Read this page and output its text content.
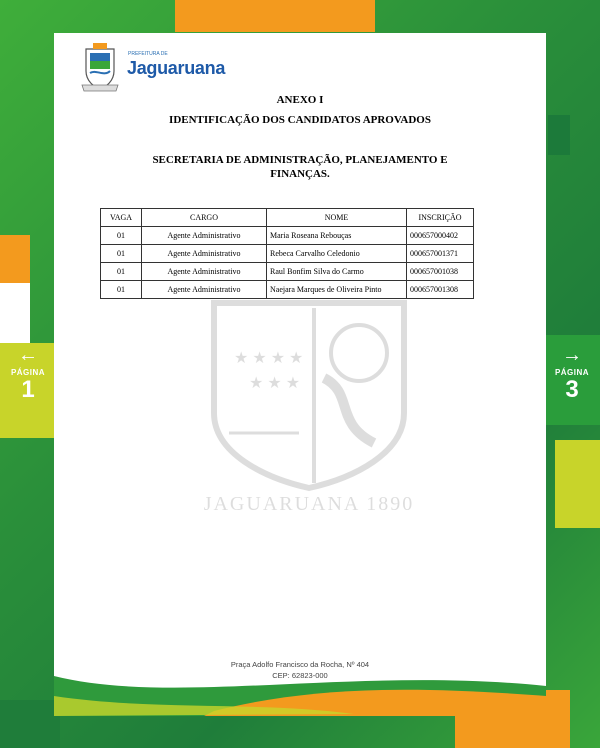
←
PÁGINA
1
→
PÁGINA
3
PREFEITURA DE
Jaguaruana
★ ★ ★ ★
★ ★ ★
JAGUARUANA 1890
ANEXO I
IDENTIFICAÇÃO DOS CANDIDATOS APROVADOS
SECRETARIA DE ADMINISTRAÇÃO, PLANEJAMENTO E FINANÇAS.
VAGA	CARGO	NOME	INSCRIÇÃO
01	Agente Administrativo	Maria Roseana Rebouças	000657000402
01	Agente Administrativo	Rebeca Carvalho Celedonio	000657001371
01	Agente Administrativo	Raul Bonfim Silva do Carmo	000657001038
01	Agente Administrativo	Naejara Marques de Oliveira Pinto	000657001308
Praça Adolfo Francisco da Rocha, Nº 404
CEP: 62823-000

· · · · · · ·

(Goal):
Quote the material exactly. Pictures stay out.

(Finished task):
Read this page and output its text content.
←
PÁGINA
1
→
PÁGINA
3
PREFEITURA DE
Jaguaruana
★ ★ ★ ★
★ ★ ★
JAGUARUANA 1890
ANEXO I
IDENTIFICAÇÃO DOS CANDIDATOS APROVADOS
SECRETARIA DE ADMINISTRAÇÃO, PLANEJAMENTO E FINANÇAS.
VAGA	CARGO	NOME	INSCRIÇÃO
01	Agente Administrativo	Maria Roseana Rebouças	000657000402
01	Agente Administrativo	Rebeca Carvalho Celedonio	000657001371
01	Agente Administrativo	Raul Bonfim Silva do Carmo	000657001038
01	Agente Administrativo	Naejara Marques de Oliveira Pinto	000657001308
Praça Adolfo Francisco da Rocha, Nº 404
CEP: 62823-000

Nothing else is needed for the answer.